[SUPPLIED RECORDS]:
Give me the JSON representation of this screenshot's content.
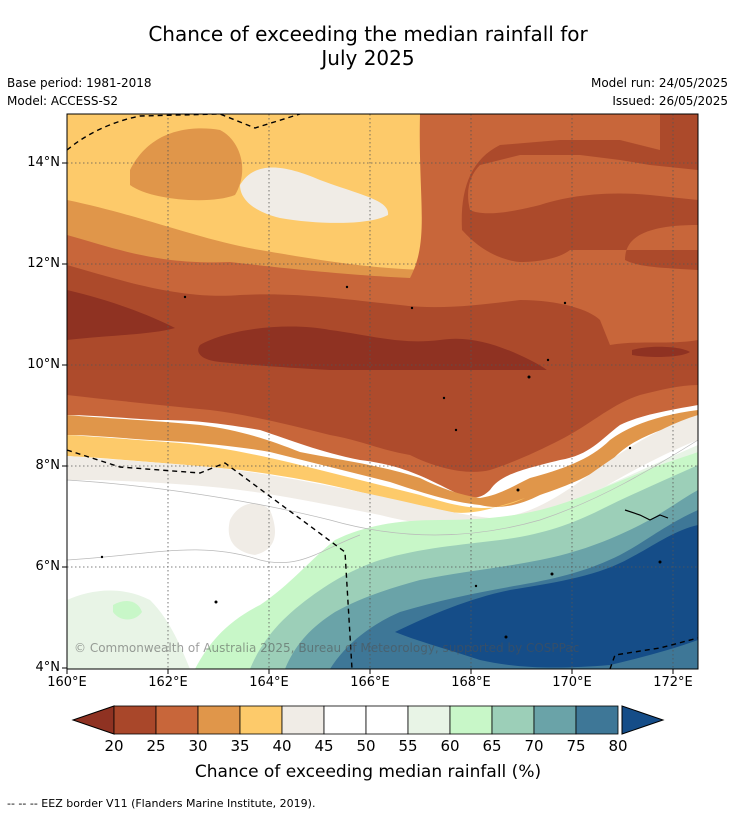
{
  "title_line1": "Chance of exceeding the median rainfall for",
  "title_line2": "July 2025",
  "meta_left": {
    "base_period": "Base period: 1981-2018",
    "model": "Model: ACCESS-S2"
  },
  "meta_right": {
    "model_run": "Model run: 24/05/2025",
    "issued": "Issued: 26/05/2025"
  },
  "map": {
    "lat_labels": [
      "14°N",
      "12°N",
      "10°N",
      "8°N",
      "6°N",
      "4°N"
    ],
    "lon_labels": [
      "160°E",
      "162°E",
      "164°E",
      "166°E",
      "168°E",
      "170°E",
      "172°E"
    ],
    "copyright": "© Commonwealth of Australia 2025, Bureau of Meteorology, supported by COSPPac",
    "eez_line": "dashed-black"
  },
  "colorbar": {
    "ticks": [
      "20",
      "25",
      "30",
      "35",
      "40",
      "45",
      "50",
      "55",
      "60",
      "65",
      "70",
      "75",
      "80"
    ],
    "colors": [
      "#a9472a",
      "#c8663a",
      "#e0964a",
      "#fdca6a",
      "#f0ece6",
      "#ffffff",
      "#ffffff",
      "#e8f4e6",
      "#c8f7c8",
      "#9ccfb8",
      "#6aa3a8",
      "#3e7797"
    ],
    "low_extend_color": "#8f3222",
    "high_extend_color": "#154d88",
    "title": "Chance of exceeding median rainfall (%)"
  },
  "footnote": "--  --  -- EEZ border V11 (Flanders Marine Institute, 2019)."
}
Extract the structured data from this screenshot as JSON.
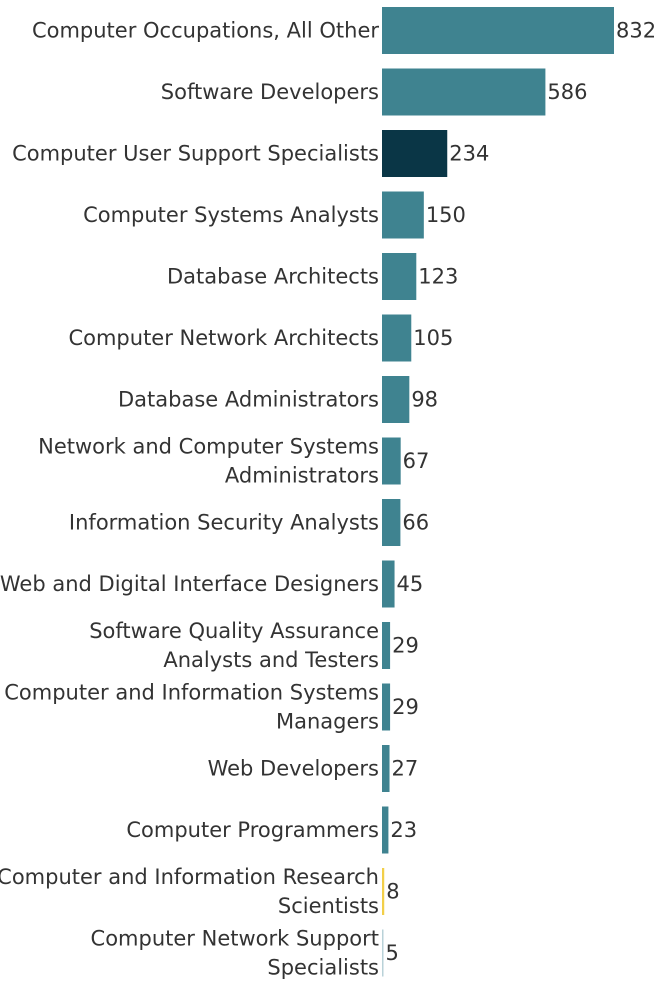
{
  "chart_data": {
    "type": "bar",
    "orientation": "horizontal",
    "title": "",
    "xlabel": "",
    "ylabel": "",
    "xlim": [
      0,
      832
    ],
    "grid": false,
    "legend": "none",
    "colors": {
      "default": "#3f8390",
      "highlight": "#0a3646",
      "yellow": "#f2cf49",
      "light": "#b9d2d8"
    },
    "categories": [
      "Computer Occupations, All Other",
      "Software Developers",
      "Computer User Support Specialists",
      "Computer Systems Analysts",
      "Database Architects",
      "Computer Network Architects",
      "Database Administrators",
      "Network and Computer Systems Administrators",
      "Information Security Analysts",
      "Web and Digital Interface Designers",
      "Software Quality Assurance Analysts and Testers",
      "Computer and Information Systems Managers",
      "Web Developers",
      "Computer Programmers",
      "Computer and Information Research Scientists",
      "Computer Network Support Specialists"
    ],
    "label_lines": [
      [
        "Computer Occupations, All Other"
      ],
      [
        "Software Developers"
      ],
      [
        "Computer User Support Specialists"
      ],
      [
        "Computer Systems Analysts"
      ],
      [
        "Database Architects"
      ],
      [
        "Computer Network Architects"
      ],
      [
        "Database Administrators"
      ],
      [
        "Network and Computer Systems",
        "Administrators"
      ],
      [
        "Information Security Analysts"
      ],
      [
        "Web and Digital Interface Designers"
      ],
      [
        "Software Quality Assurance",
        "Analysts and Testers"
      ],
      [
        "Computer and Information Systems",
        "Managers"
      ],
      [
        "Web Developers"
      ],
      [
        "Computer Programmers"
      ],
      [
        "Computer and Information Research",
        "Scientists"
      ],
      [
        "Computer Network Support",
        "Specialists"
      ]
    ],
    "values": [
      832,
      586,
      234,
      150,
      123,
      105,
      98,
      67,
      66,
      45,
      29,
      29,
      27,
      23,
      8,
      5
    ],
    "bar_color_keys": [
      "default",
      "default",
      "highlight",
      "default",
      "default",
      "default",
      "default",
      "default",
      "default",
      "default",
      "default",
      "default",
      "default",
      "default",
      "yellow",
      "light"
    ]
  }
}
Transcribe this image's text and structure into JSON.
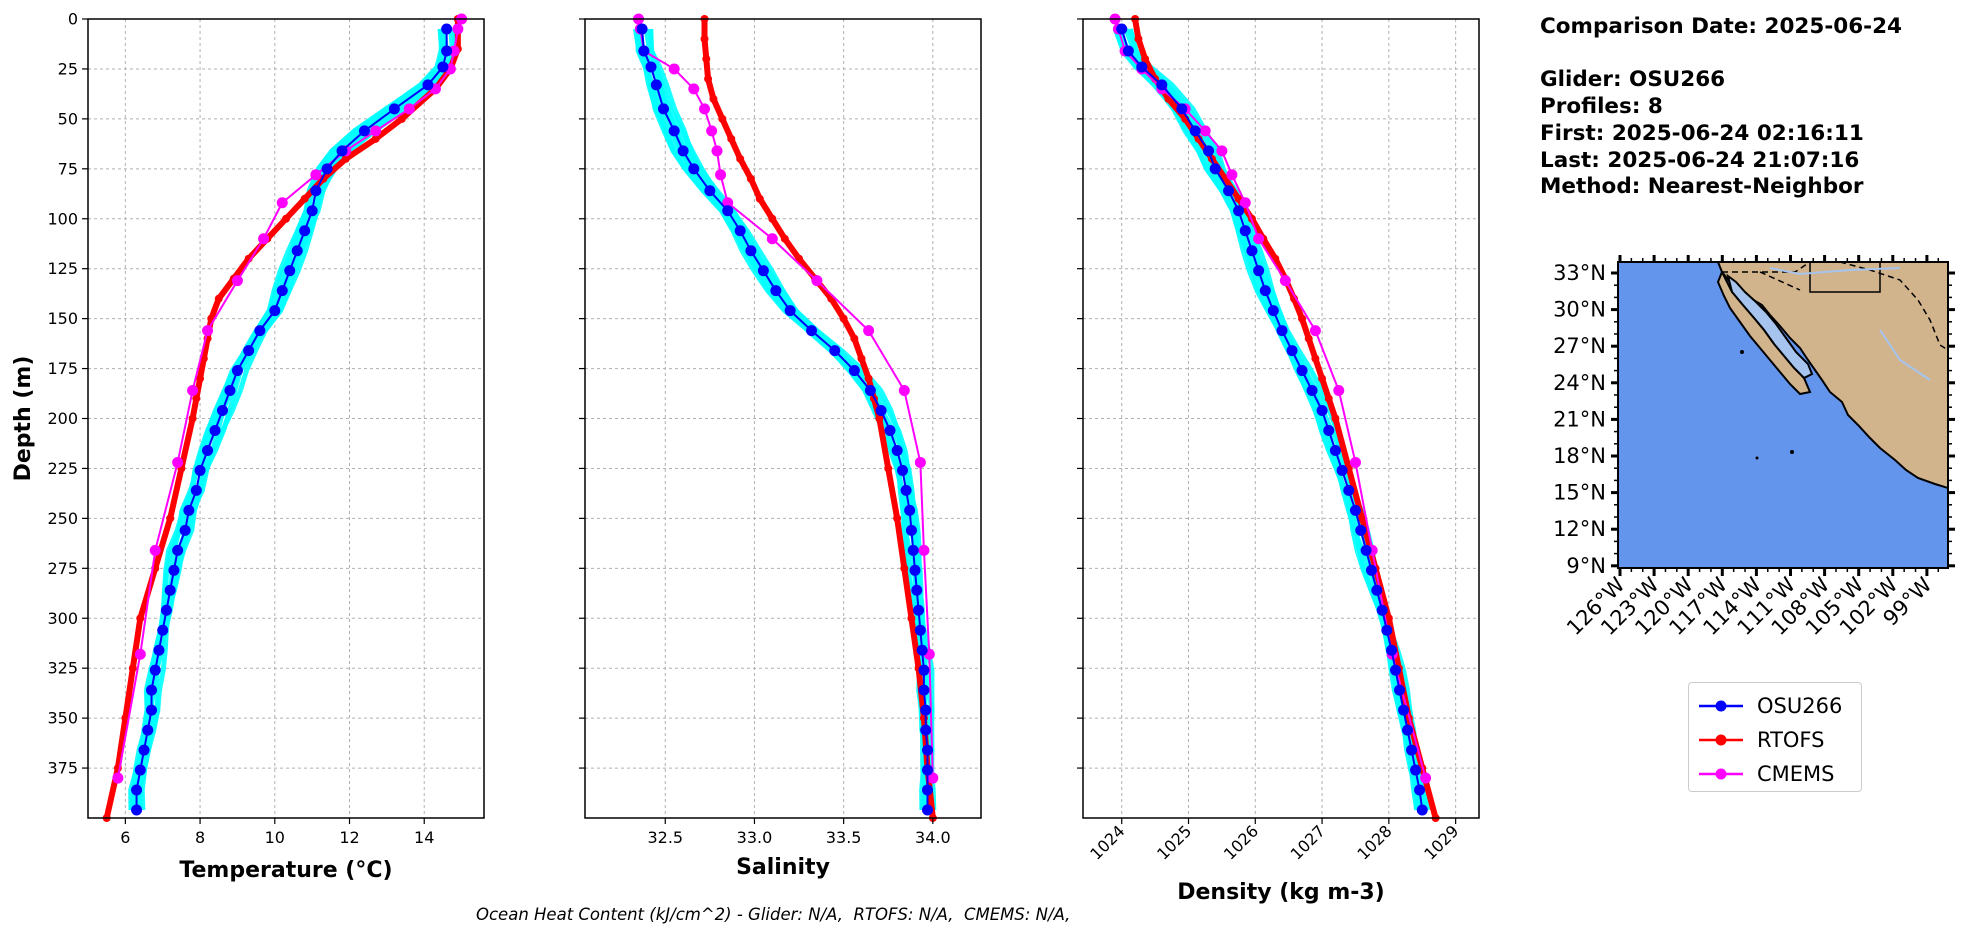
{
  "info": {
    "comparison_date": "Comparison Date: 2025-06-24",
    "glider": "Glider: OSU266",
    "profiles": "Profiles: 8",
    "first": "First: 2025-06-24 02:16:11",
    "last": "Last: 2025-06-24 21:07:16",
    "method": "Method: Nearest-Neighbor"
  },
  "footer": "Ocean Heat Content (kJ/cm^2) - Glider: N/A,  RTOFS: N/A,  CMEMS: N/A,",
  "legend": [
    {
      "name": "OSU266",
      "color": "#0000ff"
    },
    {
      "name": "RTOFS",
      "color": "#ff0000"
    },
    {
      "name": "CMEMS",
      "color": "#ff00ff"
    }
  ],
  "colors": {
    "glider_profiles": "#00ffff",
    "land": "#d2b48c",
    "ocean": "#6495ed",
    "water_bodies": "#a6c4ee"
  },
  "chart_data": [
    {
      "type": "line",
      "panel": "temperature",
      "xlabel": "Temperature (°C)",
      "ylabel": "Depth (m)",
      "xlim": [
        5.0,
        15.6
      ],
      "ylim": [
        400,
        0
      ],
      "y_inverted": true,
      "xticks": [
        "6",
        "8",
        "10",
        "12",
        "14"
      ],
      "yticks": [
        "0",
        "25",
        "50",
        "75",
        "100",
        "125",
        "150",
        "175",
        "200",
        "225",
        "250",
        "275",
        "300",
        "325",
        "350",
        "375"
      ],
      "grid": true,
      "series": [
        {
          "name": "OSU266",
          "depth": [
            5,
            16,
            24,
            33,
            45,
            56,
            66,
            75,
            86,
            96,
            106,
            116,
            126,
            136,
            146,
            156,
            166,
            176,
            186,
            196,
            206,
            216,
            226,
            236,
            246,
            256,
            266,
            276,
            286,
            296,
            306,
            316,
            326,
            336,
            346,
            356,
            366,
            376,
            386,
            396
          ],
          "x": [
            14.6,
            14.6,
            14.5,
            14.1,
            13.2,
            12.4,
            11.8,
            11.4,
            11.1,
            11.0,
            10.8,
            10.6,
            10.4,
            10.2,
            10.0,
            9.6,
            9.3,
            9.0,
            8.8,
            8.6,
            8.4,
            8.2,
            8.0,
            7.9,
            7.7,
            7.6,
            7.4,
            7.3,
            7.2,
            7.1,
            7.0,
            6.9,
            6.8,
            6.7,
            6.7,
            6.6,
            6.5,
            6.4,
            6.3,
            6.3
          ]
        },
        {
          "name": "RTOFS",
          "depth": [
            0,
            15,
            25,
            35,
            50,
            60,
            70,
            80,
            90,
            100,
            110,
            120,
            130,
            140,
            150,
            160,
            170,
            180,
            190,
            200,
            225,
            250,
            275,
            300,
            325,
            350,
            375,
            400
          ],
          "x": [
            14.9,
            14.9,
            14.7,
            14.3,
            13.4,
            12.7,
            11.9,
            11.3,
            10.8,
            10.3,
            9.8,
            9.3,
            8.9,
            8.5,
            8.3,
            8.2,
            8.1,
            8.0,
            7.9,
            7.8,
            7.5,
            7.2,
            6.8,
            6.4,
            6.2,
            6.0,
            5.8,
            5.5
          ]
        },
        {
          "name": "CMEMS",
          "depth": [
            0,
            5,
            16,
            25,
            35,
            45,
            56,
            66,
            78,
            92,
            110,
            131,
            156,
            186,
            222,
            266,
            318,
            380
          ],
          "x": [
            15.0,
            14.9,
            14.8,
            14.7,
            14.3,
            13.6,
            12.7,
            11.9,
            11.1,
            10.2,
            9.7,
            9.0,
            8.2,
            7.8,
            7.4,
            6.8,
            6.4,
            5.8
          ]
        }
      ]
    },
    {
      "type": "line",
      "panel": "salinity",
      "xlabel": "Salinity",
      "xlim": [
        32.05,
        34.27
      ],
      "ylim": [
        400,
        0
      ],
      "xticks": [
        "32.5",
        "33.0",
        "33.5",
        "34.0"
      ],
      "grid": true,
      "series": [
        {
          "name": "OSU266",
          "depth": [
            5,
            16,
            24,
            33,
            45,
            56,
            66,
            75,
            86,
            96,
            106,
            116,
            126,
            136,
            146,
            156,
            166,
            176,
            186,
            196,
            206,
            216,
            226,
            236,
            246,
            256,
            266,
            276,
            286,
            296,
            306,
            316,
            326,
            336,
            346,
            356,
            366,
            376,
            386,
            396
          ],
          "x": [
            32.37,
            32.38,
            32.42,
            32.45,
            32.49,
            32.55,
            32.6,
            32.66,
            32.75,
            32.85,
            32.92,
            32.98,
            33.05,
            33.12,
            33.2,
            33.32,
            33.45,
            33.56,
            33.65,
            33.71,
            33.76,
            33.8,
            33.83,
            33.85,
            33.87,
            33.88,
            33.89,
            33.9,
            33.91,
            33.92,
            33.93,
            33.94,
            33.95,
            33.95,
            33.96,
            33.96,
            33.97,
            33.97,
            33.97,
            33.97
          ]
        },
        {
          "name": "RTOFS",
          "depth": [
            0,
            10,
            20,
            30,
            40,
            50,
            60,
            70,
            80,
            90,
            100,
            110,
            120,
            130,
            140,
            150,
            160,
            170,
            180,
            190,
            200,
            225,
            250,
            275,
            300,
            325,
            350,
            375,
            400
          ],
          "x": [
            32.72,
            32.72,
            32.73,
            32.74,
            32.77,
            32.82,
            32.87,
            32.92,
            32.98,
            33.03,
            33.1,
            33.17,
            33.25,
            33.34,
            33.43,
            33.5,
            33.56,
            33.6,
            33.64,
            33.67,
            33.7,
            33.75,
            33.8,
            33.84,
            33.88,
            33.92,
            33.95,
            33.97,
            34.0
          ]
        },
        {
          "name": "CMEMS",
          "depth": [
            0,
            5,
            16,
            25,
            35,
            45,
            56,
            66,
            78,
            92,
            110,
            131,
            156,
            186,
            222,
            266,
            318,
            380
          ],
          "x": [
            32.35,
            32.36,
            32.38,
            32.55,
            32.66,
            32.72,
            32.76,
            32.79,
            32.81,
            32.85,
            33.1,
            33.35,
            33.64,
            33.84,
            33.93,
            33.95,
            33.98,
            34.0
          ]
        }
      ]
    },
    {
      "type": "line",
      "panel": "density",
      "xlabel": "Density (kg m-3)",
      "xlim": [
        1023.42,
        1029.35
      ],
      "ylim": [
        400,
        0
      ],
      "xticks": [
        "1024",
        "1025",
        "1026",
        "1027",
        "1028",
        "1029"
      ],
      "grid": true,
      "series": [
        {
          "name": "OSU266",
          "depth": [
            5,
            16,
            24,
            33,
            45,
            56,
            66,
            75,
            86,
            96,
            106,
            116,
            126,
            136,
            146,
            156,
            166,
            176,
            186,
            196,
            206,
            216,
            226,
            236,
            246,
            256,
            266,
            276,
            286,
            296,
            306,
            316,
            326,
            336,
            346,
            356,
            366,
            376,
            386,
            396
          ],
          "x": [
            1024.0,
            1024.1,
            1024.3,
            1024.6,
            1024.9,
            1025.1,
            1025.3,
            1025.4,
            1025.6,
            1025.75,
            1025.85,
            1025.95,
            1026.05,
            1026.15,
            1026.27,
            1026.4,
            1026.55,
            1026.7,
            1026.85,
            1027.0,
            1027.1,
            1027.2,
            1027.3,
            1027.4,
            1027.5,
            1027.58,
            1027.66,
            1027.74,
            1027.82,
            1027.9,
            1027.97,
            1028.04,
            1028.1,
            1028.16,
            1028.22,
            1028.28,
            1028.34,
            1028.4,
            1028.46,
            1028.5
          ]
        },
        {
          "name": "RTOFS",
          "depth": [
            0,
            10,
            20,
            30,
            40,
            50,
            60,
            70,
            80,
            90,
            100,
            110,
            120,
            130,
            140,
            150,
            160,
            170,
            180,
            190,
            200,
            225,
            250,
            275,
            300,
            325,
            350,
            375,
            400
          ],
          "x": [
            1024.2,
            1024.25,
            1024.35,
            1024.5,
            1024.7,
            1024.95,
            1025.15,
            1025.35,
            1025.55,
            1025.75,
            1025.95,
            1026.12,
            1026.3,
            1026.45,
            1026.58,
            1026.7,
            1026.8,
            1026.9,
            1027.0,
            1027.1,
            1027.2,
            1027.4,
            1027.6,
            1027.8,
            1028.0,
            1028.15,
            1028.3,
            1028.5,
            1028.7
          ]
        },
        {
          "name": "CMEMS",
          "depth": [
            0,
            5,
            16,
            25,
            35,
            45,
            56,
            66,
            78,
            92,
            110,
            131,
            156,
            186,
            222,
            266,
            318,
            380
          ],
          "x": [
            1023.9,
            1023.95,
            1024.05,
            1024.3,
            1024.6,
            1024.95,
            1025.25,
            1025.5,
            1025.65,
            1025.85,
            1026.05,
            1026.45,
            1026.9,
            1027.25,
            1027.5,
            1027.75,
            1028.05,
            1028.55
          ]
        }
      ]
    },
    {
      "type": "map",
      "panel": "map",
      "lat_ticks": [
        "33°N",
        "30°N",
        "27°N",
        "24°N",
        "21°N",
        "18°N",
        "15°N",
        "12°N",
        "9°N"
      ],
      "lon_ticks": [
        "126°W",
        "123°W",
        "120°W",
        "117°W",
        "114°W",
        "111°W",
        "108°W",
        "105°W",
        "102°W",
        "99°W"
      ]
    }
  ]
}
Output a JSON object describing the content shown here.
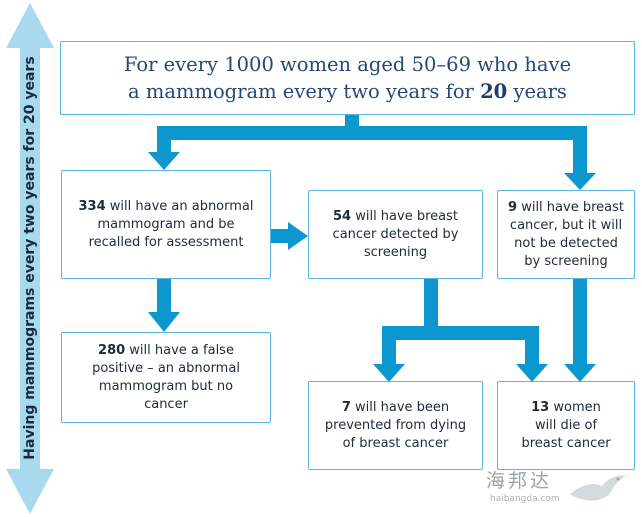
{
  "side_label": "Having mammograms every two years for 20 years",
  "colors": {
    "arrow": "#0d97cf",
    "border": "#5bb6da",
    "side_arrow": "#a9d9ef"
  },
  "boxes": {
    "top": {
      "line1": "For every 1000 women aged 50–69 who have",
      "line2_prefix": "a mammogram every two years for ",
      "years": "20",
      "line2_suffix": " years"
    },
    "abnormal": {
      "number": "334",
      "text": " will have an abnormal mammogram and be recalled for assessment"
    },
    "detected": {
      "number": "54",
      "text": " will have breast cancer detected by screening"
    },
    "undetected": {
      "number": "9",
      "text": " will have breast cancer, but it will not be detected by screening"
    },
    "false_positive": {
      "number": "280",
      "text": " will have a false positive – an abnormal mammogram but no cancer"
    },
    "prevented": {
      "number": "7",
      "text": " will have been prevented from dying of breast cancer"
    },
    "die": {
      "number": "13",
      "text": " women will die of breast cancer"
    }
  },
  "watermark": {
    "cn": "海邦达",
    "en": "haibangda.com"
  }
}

[PROMPT]: Give back word for word the lines from the one containing "Output a JSON" through the final line of the data above. Pictures are to be left out.

[EXERCISE SOLUTION]:
Output a JSON object describing the content shown here.
{
  "side_label": "Having mammograms every two years for 20 years",
  "colors": {
    "arrow": "#0d97cf",
    "border": "#5bb6da",
    "side_arrow": "#a9d9ef"
  },
  "boxes": {
    "top": {
      "line1": "For every 1000 women aged 50–69 who have",
      "line2_prefix": "a mammogram every two years for ",
      "years": "20",
      "line2_suffix": " years"
    },
    "abnormal": {
      "number": "334",
      "text": " will have an abnormal mammogram and be recalled for assessment"
    },
    "detected": {
      "number": "54",
      "text": " will have breast cancer detected by screening"
    },
    "undetected": {
      "number": "9",
      "text": " will have breast cancer, but it will not be detected by screening"
    },
    "false_positive": {
      "number": "280",
      "text": " will have a false positive – an abnormal mammogram but no cancer"
    },
    "prevented": {
      "number": "7",
      "text": " will have been prevented from dying of breast cancer"
    },
    "die": {
      "number": "13",
      "text": " women will die of breast cancer"
    }
  },
  "watermark": {
    "cn": "海邦达",
    "en": "haibangda.com"
  }
}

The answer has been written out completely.